社会資源というとどのようなものをイメージするでしょうか、資源というので「社会のために、発見され活用されるのを待っているもの」や「社会のために使われることによって役立つもの」などをイメージするかと思います。
確かに社会のために活用されたり、役立ったりするものが社会資源と言えますが、介護職が働く介護保険制度や障害総合支援制度が含まれる社会福祉の分野では、早くから社会資源とその活用について関心が寄せられていました。社会福祉の分野では、社会資源とは「支援を必要とする人々のニーズの解決のために必要とされ、支援のために使われたり開発が必要とされる施設、制度、機関、組織、個人だけでなく、知識や技術なども含めた物的、人的資源の全て」と言えます。
社会福祉が社会資源に関心を寄せてきた理由は、社会福祉に携わるソーシャルワーカーやケースワーカーと呼ばれる支援者がフォーマルサービスである社会福祉制度だけでは、支援の対象となる人々のニーズを解消することが出来ません。そのために、同じフォーマルサービスである医療保険制度や社会保障制度などの活用や、インフォーマルサービスとなる非営利団体、営利団体の活動をはじめ地域でのボランティア活動や個人間の支援活動も含めて、支援の対象となる人々のニーズ解消に取り組む必要が生じたためです。

[課題の説明]
次の1.〜3.の記述が本文の内容と合っているかを、それぞれ「はい」か「いいえ」で答えてください。判断の決め手となる本文の語句もそのまま引用してください。
1. 社会福祉の分野では、知識や技術も社会資源に含まれる。
2. 社会福祉の分野で社会資源に関心が寄せられるようになったのは、最近のことである。
3. 医療保険制度は、インフォーマルサービスとして挙げられている。

[提供資料]

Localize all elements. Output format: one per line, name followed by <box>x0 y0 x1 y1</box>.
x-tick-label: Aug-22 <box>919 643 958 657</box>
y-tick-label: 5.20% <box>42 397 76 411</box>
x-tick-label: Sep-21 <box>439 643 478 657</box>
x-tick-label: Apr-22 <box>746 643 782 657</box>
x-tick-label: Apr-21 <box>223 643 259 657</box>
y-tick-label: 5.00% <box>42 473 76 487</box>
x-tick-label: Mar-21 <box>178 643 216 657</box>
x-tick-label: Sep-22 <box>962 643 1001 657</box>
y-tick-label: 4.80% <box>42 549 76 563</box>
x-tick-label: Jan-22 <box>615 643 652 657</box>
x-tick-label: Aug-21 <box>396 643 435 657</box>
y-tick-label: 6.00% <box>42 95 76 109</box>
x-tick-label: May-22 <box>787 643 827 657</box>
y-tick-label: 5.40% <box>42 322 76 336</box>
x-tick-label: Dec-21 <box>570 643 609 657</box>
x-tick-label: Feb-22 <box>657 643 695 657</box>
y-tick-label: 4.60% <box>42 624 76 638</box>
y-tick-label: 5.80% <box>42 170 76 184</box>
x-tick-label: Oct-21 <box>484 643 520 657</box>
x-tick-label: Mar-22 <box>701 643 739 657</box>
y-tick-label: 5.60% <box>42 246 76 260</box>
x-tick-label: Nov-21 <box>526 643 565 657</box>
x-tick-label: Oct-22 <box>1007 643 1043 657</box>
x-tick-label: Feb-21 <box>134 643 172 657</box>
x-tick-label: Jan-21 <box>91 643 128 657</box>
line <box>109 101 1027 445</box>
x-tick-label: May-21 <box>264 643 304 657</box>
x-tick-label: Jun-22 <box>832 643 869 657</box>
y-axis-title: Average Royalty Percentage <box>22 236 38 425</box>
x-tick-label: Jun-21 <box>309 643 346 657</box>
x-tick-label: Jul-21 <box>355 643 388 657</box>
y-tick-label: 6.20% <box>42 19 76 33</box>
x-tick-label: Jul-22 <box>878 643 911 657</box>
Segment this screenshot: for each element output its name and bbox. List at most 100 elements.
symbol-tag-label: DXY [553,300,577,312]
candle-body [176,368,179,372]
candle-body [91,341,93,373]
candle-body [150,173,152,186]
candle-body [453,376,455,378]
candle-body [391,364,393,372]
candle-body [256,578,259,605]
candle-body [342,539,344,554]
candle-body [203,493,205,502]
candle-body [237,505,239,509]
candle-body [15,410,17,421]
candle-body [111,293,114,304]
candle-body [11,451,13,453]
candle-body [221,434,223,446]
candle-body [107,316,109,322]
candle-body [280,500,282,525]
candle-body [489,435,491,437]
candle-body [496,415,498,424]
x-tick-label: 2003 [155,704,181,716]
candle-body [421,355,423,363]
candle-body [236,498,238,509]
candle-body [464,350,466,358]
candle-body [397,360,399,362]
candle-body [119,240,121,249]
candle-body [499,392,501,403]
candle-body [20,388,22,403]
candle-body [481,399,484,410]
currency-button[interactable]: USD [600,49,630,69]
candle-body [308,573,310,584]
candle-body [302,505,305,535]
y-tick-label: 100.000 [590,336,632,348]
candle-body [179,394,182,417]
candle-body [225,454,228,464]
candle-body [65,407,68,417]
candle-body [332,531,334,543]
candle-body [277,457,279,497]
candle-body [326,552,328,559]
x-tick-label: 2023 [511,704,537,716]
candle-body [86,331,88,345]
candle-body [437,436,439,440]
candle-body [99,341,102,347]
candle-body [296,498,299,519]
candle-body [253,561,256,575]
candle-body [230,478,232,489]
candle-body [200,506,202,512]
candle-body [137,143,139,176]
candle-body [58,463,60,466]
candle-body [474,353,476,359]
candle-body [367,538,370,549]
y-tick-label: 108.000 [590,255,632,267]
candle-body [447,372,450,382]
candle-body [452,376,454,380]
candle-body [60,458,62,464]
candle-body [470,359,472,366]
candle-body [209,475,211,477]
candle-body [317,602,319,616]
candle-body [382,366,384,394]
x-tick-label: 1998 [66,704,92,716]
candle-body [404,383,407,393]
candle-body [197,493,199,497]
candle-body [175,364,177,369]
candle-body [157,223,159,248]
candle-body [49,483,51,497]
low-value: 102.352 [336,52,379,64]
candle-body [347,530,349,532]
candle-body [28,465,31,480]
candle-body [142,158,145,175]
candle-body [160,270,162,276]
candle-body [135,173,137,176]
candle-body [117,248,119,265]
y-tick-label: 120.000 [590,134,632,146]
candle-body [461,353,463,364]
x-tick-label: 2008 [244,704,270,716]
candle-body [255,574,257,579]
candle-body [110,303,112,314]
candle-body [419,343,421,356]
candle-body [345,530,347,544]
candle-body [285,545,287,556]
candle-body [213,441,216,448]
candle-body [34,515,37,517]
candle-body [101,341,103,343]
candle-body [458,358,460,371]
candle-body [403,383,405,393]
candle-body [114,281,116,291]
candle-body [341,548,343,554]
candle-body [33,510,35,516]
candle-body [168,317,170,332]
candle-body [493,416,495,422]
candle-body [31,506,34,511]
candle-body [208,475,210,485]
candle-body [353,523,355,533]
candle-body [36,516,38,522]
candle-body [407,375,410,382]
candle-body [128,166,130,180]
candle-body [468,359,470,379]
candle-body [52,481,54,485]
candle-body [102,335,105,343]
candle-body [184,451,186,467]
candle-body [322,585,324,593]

[課題の解答]
1. はい。「知識や技術なども含めた物的、人的資源の全て」
2. いいえ。「早くから社会資源とその活用について関心が寄せられていました」
3. いいえ。「同じフォーマルサービスである医療保険制度や社会保障制度」